EXERCISE DESCRIPTION:
Images embedded in the records are excluded; print everything else exactly as given.

RECORDS:
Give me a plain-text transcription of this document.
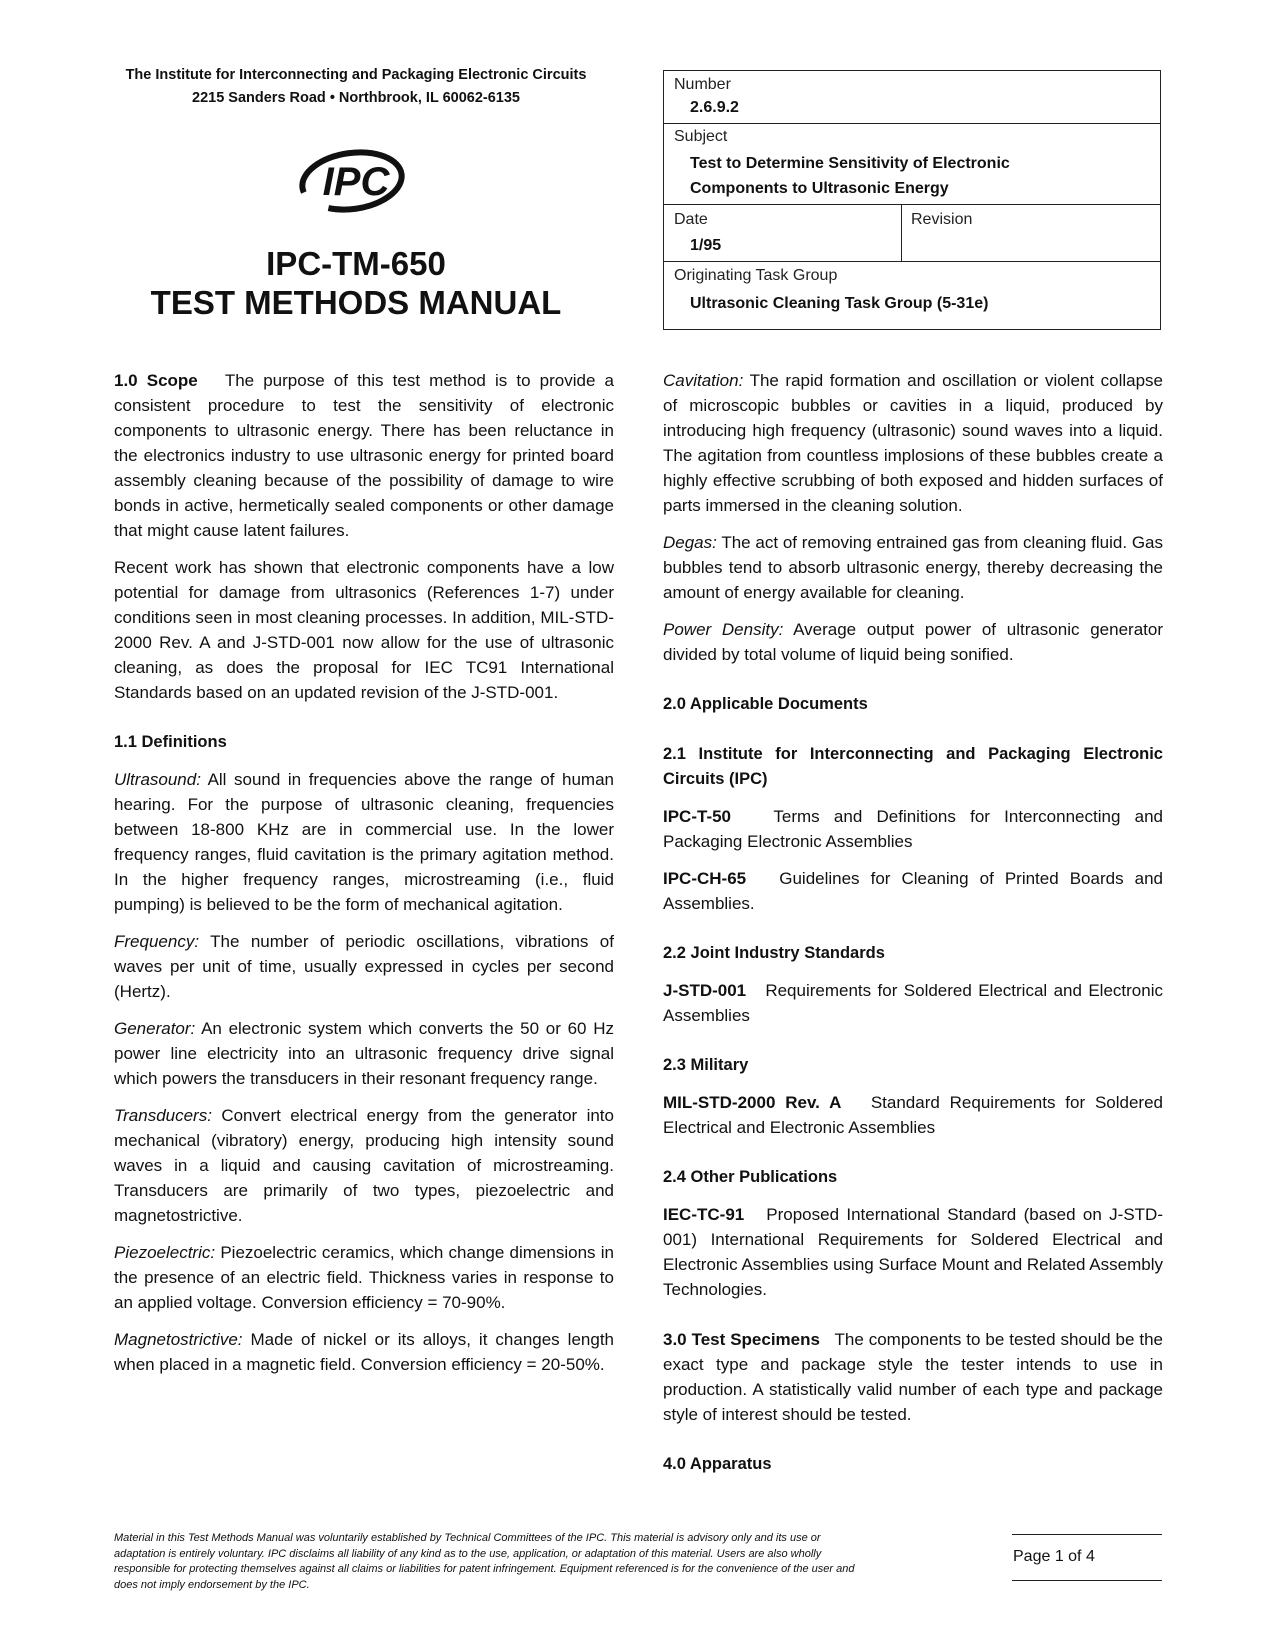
The Institute for Interconnecting and Packaging Electronic Circuits
2215 Sanders Road • Northbrook, IL 60062-6135
IPC
IPC-TM-650
TEST METHODS MANUAL
Number
2.6.9.2
Subject
Test to Determine Sensitivity of Electronic
Components to Ultrasonic Energy
Date
1/95
Revision
Originating Task Group
Ultrasonic Cleaning Task Group (5-31e)

1.0 Scope The purpose of this test method is to provide a consistent procedure to test the sensitivity of electronic components to ultrasonic energy. There has been reluctance in the electronics industry to use ultrasonic energy for printed board assembly cleaning because of the possibility of damage to wire bonds in active, hermetically sealed components or other damage that might cause latent failures.

Recent work has shown that electronic components have a low potential for damage from ultrasonics (References 1-7) under conditions seen in most cleaning processes. In addition, MIL-STD-2000 Rev. A and J-STD-001 now allow for the use of ultrasonic cleaning, as does the proposal for IEC TC91 International Standards based on an updated revision of the J-STD-001.

1.1 Definitions

Ultrasound: All sound in frequencies above the range of human hearing. For the purpose of ultrasonic cleaning, frequencies between 18-800 KHz are in commercial use. In the lower frequency ranges, fluid cavitation is the primary agitation method. In the higher frequency ranges, microstreaming (i.e., fluid pumping) is believed to be the form of mechanical agitation.

Frequency: The number of periodic oscillations, vibrations of waves per unit of time, usually expressed in cycles per second (Hertz).

Generator: An electronic system which converts the 50 or 60 Hz power line electricity into an ultrasonic frequency drive signal which powers the transducers in their resonant frequency range.

Transducers: Convert electrical energy from the generator into mechanical (vibratory) energy, producing high intensity sound waves in a liquid and causing cavitation of microstreaming. Transducers are primarily of two types, piezoelectric and magnetostrictive.

Piezoelectric: Piezoelectric ceramics, which change dimensions in the presence of an electric field. Thickness varies in response to an applied voltage. Conversion efficiency = 70-90%.

Magnetostrictive: Made of nickel or its alloys, it changes length when placed in a magnetic field. Conversion efficiency = 20-50%.

Cavitation: The rapid formation and oscillation or violent collapse of microscopic bubbles or cavities in a liquid, produced by introducing high frequency (ultrasonic) sound waves into a liquid. The agitation from countless implosions of these bubbles create a highly effective scrubbing of both exposed and hidden surfaces of parts immersed in the cleaning solution.

Degas: The act of removing entrained gas from cleaning fluid. Gas bubbles tend to absorb ultrasonic energy, thereby decreasing the amount of energy available for cleaning.

Power Density: Average output power of ultrasonic generator divided by total volume of liquid being sonified.

2.0 Applicable Documents
2.1 Institute for Interconnecting and Packaging Electronic Circuits (IPC)

IPC-T-50 Terms and Definitions for Interconnecting and Packaging Electronic Assemblies

IPC-CH-65 Guidelines for Cleaning of Printed Boards and Assemblies.

2.2 Joint Industry Standards

J-STD-001 Requirements for Soldered Electrical and Electronic Assemblies

2.3 Military

MIL-STD-2000 Rev. A Standard Requirements for Soldered Electrical and Electronic Assemblies

2.4 Other Publications

IEC-TC-91 Proposed International Standard (based on J-STD-001) International Requirements for Soldered Electrical and Electronic Assemblies using Surface Mount and Related Assembly Technologies.

3.0 Test Specimens The components to be tested should be the exact type and package style the tester intends to use in production. A statistically valid number of each type and package style of interest should be tested.

4.0 Apparatus
Material in this Test Methods Manual was voluntarily established by Technical Committees of the IPC. This material is advisory only and its use or adaptation is entirely voluntary. IPC disclaims all liability of any kind as to the use, application, or adaptation of this material. Users are also wholly responsible for protecting themselves against all claims or liabilities for patent infringement. Equipment referenced is for the convenience of the user and does not imply endorsement by the IPC.
Page 1 of 4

EXPECTED ANSWER:
Give me a plain-text transcription of this document.
The Institute for Interconnecting and Packaging Electronic Circuits
2215 Sanders Road • Northbrook, IL 60062-6135
IPC
IPC-TM-650
TEST METHODS MANUAL
Number
2.6.9.2
Subject
Test to Determine Sensitivity of Electronic
Components to Ultrasonic Energy
Date
1/95
Revision
Originating Task Group
Ultrasonic Cleaning Task Group (5-31e)

1.0 Scope The purpose of this test method is to provide a consistent procedure to test the sensitivity of electronic components to ultrasonic energy. There has been reluctance in the electronics industry to use ultrasonic energy for printed board assembly cleaning because of the possibility of damage to wire bonds in active, hermetically sealed components or other damage that might cause latent failures.

Recent work has shown that electronic components have a low potential for damage from ultrasonics (References 1-7) under conditions seen in most cleaning processes. In addition, MIL-STD-2000 Rev. A and J-STD-001 now allow for the use of ultrasonic cleaning, as does the proposal for IEC TC91 International Standards based on an updated revision of the J-STD-001.

1.1 Definitions

Ultrasound: All sound in frequencies above the range of human hearing. For the purpose of ultrasonic cleaning, frequencies between 18-800 KHz are in commercial use. In the lower frequency ranges, fluid cavitation is the primary agitation method. In the higher frequency ranges, microstreaming (i.e., fluid pumping) is believed to be the form of mechanical agitation.

Frequency: The number of periodic oscillations, vibrations of waves per unit of time, usually expressed in cycles per second (Hertz).

Generator: An electronic system which converts the 50 or 60 Hz power line electricity into an ultrasonic frequency drive signal which powers the transducers in their resonant frequency range.

Transducers: Convert electrical energy from the generator into mechanical (vibratory) energy, producing high intensity sound waves in a liquid and causing cavitation of microstreaming. Transducers are primarily of two types, piezoelectric and magnetostrictive.

Piezoelectric: Piezoelectric ceramics, which change dimensions in the presence of an electric field. Thickness varies in response to an applied voltage. Conversion efficiency = 70-90%.

Magnetostrictive: Made of nickel or its alloys, it changes length when placed in a magnetic field. Conversion efficiency = 20-50%.

Cavitation: The rapid formation and oscillation or violent collapse of microscopic bubbles or cavities in a liquid, produced by introducing high frequency (ultrasonic) sound waves into a liquid. The agitation from countless implosions of these bubbles create a highly effective scrubbing of both exposed and hidden surfaces of parts immersed in the cleaning solution.

Degas: The act of removing entrained gas from cleaning fluid. Gas bubbles tend to absorb ultrasonic energy, thereby decreasing the amount of energy available for cleaning.

Power Density: Average output power of ultrasonic generator divided by total volume of liquid being sonified.

2.0 Applicable Documents
2.1 Institute for Interconnecting and Packaging Electronic Circuits (IPC)

IPC-T-50 Terms and Definitions for Interconnecting and Packaging Electronic Assemblies

IPC-CH-65 Guidelines for Cleaning of Printed Boards and Assemblies.

2.2 Joint Industry Standards

J-STD-001 Requirements for Soldered Electrical and Electronic Assemblies

2.3 Military

MIL-STD-2000 Rev. A Standard Requirements for Soldered Electrical and Electronic Assemblies

2.4 Other Publications

IEC-TC-91 Proposed International Standard (based on J-STD-001) International Requirements for Soldered Electrical and Electronic Assemblies using Surface Mount and Related Assembly Technologies.

3.0 Test Specimens The components to be tested should be the exact type and package style the tester intends to use in production. A statistically valid number of each type and package style of interest should be tested.

4.0 Apparatus
Material in this Test Methods Manual was voluntarily established by Technical Committees of the IPC. This material is advisory only and its use or adaptation is entirely voluntary. IPC disclaims all liability of any kind as to the use, application, or adaptation of this material. Users are also wholly responsible for protecting themselves against all claims or liabilities for patent infringement. Equipment referenced is for the convenience of the user and does not imply endorsement by the IPC.
Page 1 of 4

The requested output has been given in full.